Written request: Rewrite the lines below, replacing every "x-tick-label" with "x-axis-tick" and leaving everything else unchanged. Omit the pictures from your answer.

*** The data

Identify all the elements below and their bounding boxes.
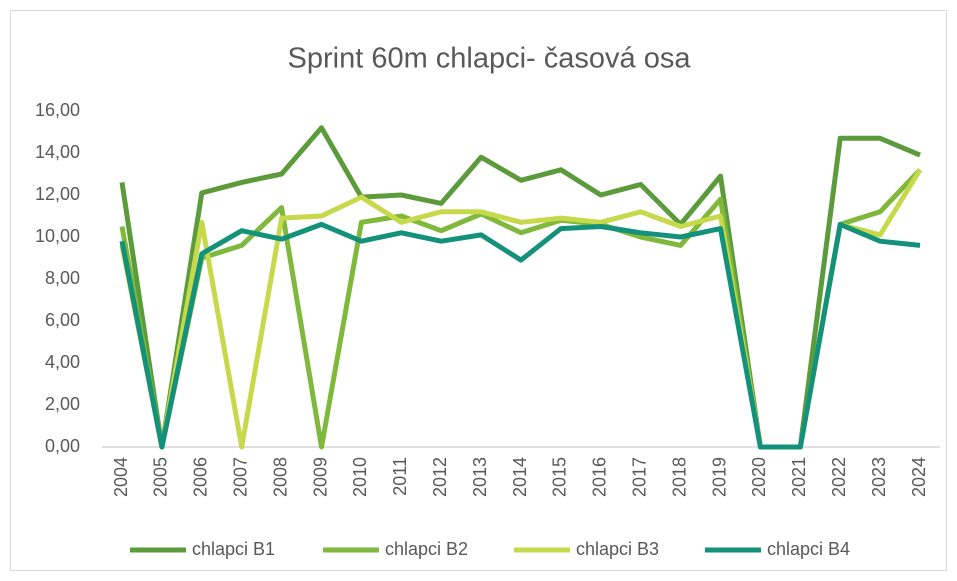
- y-tick-label: 2,00: [45, 394, 80, 414]
- x-tick-label: 2018: [669, 457, 689, 497]
- x-tick-label: 2010: [350, 457, 370, 497]
- x-tick-label: 2015: [550, 457, 570, 497]
- x-tick-label: 2008: [270, 457, 290, 497]
- x-tick-label: 2009: [310, 457, 330, 497]
- x-tick-label: 2021: [789, 457, 809, 497]
- x-tick-label: 2023: [869, 457, 889, 497]
- chart-border: [10, 10, 947, 571]
- x-tick-label: 2004: [111, 457, 131, 497]
- x-tick-label: 2007: [230, 457, 250, 497]
- x-tick-label: 2019: [709, 457, 729, 497]
- y-tick-label: 14,00: [35, 142, 80, 162]
- x-tick-label: 2014: [510, 457, 530, 497]
- y-tick-label: 6,00: [45, 310, 80, 330]
- chart-title: Sprint 60m chlapci- časová osa: [288, 43, 692, 75]
- y-tick-label: 4,00: [45, 352, 80, 372]
- y-tick-label: 8,00: [45, 268, 80, 288]
- legend-label: chlapci B1: [192, 539, 275, 559]
- x-tick-label: 2017: [629, 457, 649, 497]
- y-tick-label: 0,00: [45, 436, 80, 456]
- legend-label: chlapci B3: [576, 539, 659, 559]
- x-tick-label: 2005: [151, 457, 171, 497]
- y-tick-label: 16,00: [35, 100, 80, 120]
- x-tick-label: 2022: [829, 457, 849, 497]
- legend-label: chlapci B4: [767, 539, 850, 559]
- x-tick-label: 2012: [430, 457, 450, 497]
- x-tick-label: 2020: [749, 457, 769, 497]
- legend-label: chlapci B2: [385, 539, 468, 559]
- y-tick-label: 10,00: [35, 226, 80, 246]
- y-tick-label: 12,00: [35, 184, 80, 204]
- x-tick-label: 2006: [191, 457, 211, 497]
- x-tick-label: 2013: [470, 457, 490, 497]
- line-series: [119, 221, 921, 450]
- x-tick-label: 2024: [909, 457, 929, 497]
- x-tick-label: 2011: [390, 457, 410, 496]
- x-tick-label: 2016: [590, 457, 610, 497]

******

Task response:
Identify all the elements below and their bounding boxes.
- y-tick-label: 2,00: [45, 394, 80, 414]
- x-axis-tick: 2018: [669, 457, 689, 497]
- x-axis-tick: 2010: [350, 457, 370, 497]
- x-axis-tick: 2015: [550, 457, 570, 497]
- x-axis-tick: 2008: [270, 457, 290, 497]
- x-axis-tick: 2009: [310, 457, 330, 497]
- x-axis-tick: 2021: [789, 457, 809, 497]
- x-axis-tick: 2023: [869, 457, 889, 497]
- chart-border: [10, 10, 947, 571]
- x-axis-tick: 2004: [111, 457, 131, 497]
- x-axis-tick: 2007: [230, 457, 250, 497]
- x-axis-tick: 2019: [709, 457, 729, 497]
- y-tick-label: 14,00: [35, 142, 80, 162]
- x-axis-tick: 2014: [510, 457, 530, 497]
- y-tick-label: 6,00: [45, 310, 80, 330]
- chart-title: Sprint 60m chlapci- časová osa: [288, 43, 692, 75]
- y-tick-label: 4,00: [45, 352, 80, 372]
- y-tick-label: 8,00: [45, 268, 80, 288]
- legend-label: chlapci B1: [192, 539, 275, 559]
- x-axis-tick: 2017: [629, 457, 649, 497]
- y-tick-label: 0,00: [45, 436, 80, 456]
- legend-label: chlapci B3: [576, 539, 659, 559]
- x-axis-tick: 2005: [151, 457, 171, 497]
- y-tick-label: 16,00: [35, 100, 80, 120]
- x-axis-tick: 2022: [829, 457, 849, 497]
- legend-label: chlapci B4: [767, 539, 850, 559]
- x-axis-tick: 2012: [430, 457, 450, 497]
- x-axis-tick: 2020: [749, 457, 769, 497]
- legend-label: chlapci B2: [385, 539, 468, 559]
- y-tick-label: 10,00: [35, 226, 80, 246]
- y-tick-label: 12,00: [35, 184, 80, 204]
- x-axis-tick: 2006: [191, 457, 211, 497]
- x-axis-tick: 2013: [470, 457, 490, 497]
- line-series: [119, 221, 921, 450]
- x-axis-tick: 2024: [909, 457, 929, 497]
- x-axis-tick: 2011: [390, 457, 410, 496]
- x-axis-tick: 2016: [590, 457, 610, 497]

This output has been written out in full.